__Provided data__.
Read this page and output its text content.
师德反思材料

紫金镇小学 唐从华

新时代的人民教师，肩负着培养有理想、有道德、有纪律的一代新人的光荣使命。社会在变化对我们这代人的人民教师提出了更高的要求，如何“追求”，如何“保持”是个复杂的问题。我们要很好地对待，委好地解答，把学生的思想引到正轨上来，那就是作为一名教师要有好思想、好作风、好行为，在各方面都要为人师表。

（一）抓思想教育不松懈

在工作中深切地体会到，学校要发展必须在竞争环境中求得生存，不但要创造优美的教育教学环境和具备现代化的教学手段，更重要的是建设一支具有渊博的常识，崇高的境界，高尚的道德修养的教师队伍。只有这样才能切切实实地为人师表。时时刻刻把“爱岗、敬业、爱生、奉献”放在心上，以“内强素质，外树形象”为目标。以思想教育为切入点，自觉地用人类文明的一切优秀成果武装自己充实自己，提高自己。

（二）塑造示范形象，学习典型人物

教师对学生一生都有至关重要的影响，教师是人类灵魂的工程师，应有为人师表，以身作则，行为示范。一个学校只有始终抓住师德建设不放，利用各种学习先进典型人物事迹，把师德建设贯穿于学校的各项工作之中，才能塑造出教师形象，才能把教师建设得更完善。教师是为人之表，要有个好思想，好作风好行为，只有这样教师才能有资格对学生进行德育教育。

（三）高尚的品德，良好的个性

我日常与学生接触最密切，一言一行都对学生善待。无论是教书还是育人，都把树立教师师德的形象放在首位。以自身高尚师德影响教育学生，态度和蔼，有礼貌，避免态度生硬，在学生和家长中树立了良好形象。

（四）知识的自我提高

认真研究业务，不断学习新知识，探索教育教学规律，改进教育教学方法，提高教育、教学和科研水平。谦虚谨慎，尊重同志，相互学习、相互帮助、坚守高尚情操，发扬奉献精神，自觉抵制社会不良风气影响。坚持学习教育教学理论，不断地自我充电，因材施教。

__Work to be completed__. Transcribe each entry precisely, missing none.

__Answer to the exercise__.
Read this page and output its text content.
师德反思材料

紫金镇小学 唐从华

新时代的人民教师，肩负着培养有理想、有道德、有纪律的一代新人的光荣使命。社会在变化对我们这代人的人民教师提出了更高的要求，如何“追求”，如何“保持”是个复杂的问题。我们要很好地对待，委好地解答，把学生的思想引到正轨上来，那就是作为一名教师要有好思想、好作风、好行为，在各方面都要为人师表。

（一）抓思想教育不松懈

在工作中深切地体会到，学校要发展必须在竞争环境中求得生存，不但要创造优美的教育教学环境和具备现代化的教学手段，更重要的是建设一支具有渊博的常识，崇高的境界，高尚的道德修养的教师队伍。只有这样才能切切实实地为人师表。时时刻刻把“爱岗、敬业、爱生、奉献”放在心上，以“内强素质，外树形象”为目标。以思想教育为切入点，自觉地用人类文明的一切优秀成果武装自己充实自己，提高自己。

（二）塑造示范形象，学习典型人物

教师对学生一生都有至关重要的影响，教师是人类灵魂的工程师，应有为人师表，以身作则，行为示范。一个学校只有始终抓住师德建设不放，利用各种学习先进典型人物事迹，把师德建设贯穿于学校的各项工作之中，才能塑造出教师形象，才能把教师建设得更完善。教师是为人之表，要有个好思想，好作风好行为，只有这样教师才能有资格对学生进行德育教育。

（三）高尚的品德，良好的个性

我日常与学生接触最密切，一言一行都对学生善待。无论是教书还是育人，都把树立教师师德的形象放在首位。以自身高尚师德影响教育学生，态度和蔼，有礼貌，避免态度生硬，在学生和家长中树立了良好形象。

（四）知识的自我提高

认真研究业务，不断学习新知识，探索教育教学规律，改进教育教学方法，提高教育、教学和科研水平。谦虚谨慎，尊重同志，相互学习、相互帮助、坚守高尚情操，发扬奉献精神，自觉抵制社会不良风气影响。坚持学习教育教学理论，不断地自我充电，因材施教。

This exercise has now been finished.